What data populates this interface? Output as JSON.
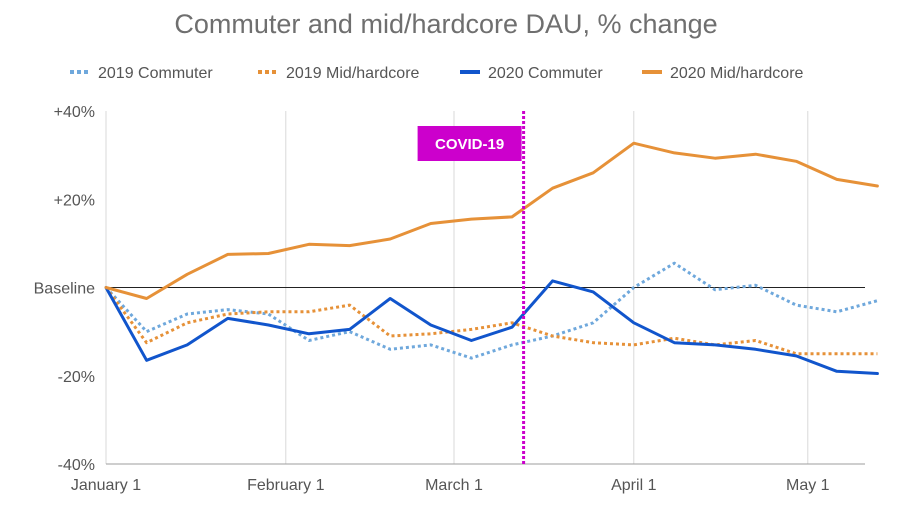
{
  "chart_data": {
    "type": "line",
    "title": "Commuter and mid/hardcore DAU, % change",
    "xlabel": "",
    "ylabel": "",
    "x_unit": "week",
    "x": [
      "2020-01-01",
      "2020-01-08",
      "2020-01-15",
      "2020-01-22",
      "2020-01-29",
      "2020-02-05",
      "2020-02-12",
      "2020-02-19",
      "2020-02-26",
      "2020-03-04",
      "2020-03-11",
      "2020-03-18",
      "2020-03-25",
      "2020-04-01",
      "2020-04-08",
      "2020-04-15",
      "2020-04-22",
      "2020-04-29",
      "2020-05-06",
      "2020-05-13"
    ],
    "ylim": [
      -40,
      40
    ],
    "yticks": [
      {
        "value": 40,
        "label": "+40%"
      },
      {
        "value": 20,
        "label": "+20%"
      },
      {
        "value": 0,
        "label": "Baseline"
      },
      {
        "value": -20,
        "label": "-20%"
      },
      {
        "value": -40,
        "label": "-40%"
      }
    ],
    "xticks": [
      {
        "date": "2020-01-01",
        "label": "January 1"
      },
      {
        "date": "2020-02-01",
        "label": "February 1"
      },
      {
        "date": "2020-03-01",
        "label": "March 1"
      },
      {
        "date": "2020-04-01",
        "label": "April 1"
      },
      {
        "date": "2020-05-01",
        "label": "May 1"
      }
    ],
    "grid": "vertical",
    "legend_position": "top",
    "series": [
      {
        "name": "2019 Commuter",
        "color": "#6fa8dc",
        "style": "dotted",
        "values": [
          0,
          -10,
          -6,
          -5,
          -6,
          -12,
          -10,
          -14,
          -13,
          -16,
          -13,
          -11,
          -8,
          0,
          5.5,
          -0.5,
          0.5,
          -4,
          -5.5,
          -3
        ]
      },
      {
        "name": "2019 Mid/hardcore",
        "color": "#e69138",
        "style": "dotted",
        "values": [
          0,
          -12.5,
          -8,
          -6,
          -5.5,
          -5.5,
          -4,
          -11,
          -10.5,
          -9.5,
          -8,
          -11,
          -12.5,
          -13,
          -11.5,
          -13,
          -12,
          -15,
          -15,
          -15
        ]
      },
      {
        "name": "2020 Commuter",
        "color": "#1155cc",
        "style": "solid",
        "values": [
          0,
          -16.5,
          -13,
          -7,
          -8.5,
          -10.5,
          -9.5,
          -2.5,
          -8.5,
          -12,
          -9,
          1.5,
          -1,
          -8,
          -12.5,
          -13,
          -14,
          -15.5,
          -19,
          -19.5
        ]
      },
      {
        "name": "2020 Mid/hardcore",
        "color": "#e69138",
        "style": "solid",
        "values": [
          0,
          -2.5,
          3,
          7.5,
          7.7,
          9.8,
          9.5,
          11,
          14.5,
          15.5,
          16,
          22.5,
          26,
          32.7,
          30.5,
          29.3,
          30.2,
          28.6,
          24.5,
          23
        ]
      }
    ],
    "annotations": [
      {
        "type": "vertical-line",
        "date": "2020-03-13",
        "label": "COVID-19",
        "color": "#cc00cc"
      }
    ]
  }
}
----------------
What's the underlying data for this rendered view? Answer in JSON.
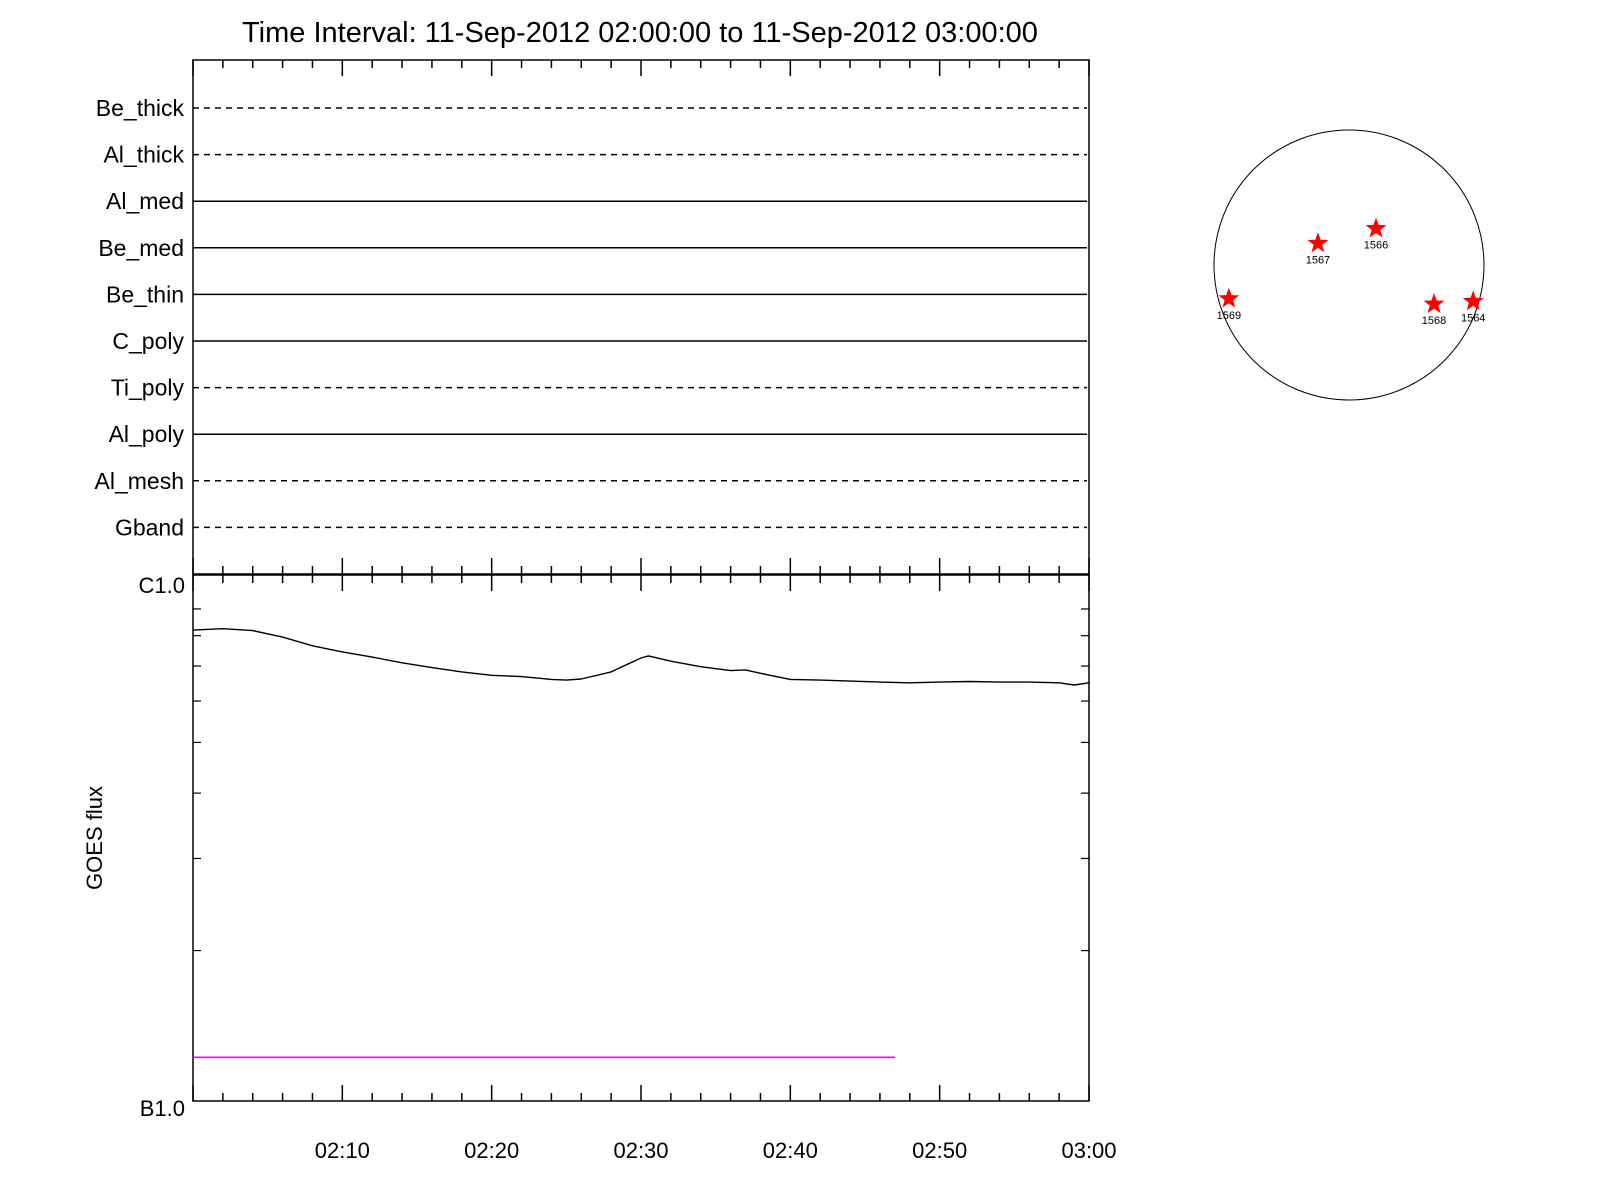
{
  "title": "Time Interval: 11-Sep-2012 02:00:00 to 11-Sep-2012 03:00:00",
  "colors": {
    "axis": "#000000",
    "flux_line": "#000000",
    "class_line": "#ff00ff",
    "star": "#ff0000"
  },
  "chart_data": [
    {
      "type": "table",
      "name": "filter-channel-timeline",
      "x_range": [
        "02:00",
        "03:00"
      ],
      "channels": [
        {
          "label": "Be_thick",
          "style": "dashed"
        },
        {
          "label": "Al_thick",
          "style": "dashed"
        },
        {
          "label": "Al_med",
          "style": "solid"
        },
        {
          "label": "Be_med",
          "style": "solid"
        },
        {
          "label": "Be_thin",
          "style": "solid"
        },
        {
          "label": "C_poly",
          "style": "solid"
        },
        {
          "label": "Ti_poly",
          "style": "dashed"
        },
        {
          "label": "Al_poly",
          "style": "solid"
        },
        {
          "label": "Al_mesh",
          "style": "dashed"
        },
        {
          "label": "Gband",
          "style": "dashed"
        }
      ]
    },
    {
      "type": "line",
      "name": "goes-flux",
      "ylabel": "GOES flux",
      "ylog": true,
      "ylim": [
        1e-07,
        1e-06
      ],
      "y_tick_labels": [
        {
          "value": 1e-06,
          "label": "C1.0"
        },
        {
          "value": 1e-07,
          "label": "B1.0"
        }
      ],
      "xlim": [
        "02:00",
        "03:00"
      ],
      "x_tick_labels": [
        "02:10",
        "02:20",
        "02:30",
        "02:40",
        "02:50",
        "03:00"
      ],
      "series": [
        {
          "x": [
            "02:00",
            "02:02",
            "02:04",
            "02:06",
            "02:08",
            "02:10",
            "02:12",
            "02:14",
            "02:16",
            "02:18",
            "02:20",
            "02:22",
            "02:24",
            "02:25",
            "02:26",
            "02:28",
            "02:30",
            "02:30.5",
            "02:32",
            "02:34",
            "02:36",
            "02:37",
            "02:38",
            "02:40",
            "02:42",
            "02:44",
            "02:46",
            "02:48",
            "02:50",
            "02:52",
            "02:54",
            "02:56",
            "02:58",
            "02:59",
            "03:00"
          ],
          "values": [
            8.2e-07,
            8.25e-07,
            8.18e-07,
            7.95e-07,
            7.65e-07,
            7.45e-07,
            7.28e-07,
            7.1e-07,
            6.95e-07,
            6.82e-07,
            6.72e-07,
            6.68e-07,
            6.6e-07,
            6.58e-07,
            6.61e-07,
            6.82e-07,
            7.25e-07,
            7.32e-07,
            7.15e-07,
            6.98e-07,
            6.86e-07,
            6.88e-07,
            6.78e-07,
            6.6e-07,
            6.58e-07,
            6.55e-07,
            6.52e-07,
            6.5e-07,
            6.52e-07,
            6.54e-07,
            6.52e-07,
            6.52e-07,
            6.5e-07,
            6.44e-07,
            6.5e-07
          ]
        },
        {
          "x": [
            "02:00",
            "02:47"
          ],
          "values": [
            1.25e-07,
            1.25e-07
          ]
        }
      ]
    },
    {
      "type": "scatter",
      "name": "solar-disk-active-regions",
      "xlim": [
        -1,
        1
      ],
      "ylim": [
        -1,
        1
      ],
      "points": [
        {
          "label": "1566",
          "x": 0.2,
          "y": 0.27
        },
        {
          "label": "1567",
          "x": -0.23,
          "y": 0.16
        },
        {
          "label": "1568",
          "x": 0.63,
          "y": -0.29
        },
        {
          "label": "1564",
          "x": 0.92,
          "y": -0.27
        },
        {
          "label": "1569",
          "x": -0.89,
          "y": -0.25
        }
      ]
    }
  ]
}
----------------
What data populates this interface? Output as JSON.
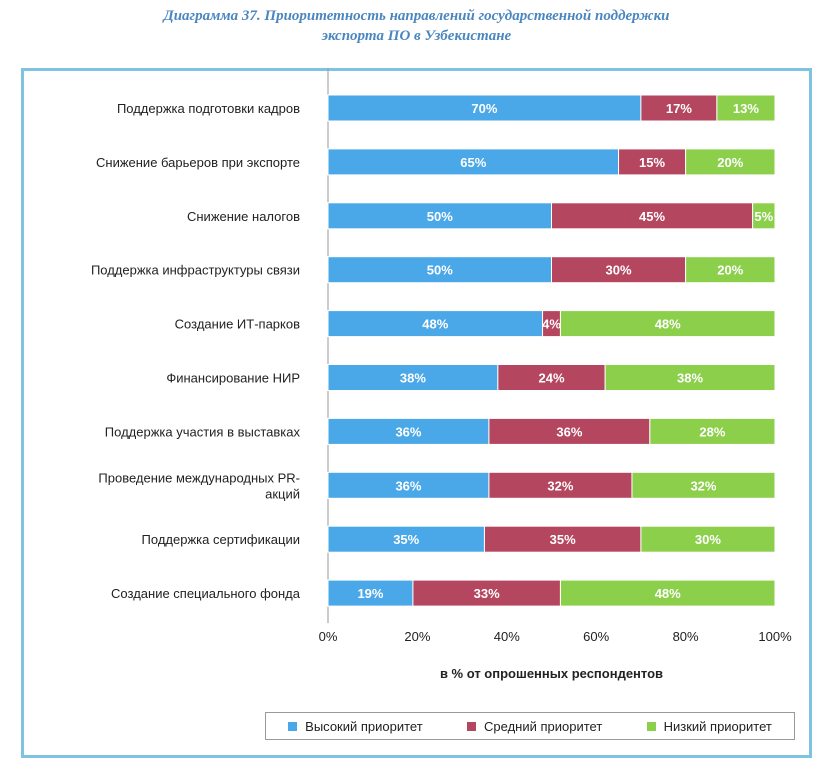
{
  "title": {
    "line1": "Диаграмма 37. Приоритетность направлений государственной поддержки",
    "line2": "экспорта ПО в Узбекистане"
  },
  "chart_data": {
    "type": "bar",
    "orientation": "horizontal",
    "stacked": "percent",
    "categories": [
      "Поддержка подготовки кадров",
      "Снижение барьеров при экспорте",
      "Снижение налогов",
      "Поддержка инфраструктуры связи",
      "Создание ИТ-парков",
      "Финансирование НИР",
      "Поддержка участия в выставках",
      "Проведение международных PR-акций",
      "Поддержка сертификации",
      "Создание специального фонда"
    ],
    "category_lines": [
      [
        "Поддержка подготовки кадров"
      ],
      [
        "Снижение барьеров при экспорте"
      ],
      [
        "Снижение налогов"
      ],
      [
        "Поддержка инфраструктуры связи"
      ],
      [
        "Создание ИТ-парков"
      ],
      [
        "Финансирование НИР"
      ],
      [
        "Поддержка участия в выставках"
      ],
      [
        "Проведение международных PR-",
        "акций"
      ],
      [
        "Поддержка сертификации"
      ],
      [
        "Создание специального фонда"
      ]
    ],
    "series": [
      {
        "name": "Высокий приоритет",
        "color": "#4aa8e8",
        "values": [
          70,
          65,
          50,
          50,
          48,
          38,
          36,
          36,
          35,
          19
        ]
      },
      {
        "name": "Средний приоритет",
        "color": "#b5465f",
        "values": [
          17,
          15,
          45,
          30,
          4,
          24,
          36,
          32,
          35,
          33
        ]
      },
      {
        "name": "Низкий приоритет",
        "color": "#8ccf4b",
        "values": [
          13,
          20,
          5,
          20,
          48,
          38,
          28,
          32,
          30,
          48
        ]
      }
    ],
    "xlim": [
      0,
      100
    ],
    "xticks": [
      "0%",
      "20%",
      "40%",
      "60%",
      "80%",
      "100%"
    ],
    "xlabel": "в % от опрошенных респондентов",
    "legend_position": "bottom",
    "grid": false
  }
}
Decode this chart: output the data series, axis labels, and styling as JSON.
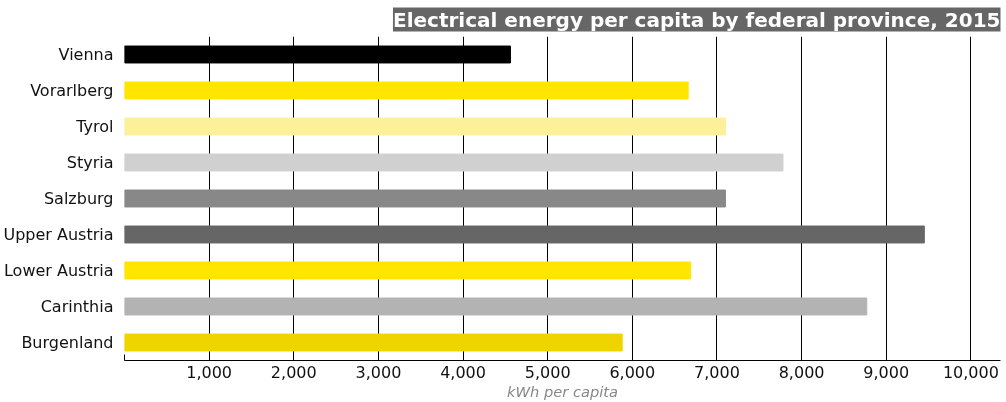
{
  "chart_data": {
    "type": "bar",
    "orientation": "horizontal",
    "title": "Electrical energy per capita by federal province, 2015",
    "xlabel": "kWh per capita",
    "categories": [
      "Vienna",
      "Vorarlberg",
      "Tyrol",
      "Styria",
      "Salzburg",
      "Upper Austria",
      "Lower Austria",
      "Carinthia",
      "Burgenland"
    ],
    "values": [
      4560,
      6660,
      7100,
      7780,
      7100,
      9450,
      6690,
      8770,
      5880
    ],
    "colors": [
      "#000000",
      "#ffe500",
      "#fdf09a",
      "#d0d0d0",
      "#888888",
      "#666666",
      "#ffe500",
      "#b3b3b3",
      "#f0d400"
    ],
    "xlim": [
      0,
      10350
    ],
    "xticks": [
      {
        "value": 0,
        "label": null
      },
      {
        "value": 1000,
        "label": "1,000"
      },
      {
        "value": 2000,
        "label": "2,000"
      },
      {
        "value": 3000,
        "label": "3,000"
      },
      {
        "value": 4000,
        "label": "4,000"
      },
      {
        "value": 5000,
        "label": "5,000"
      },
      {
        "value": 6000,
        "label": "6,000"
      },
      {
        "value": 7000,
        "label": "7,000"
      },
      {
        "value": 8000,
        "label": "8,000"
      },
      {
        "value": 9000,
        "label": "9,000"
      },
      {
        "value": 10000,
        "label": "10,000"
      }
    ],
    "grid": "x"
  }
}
----------------
(Given problem):
Filter the records above for "capita" and copy every matching line.

(Result for this exercise):
    "title": "Electrical energy per capita by federal province, 2015",
    "xlabel": "kWh per capita",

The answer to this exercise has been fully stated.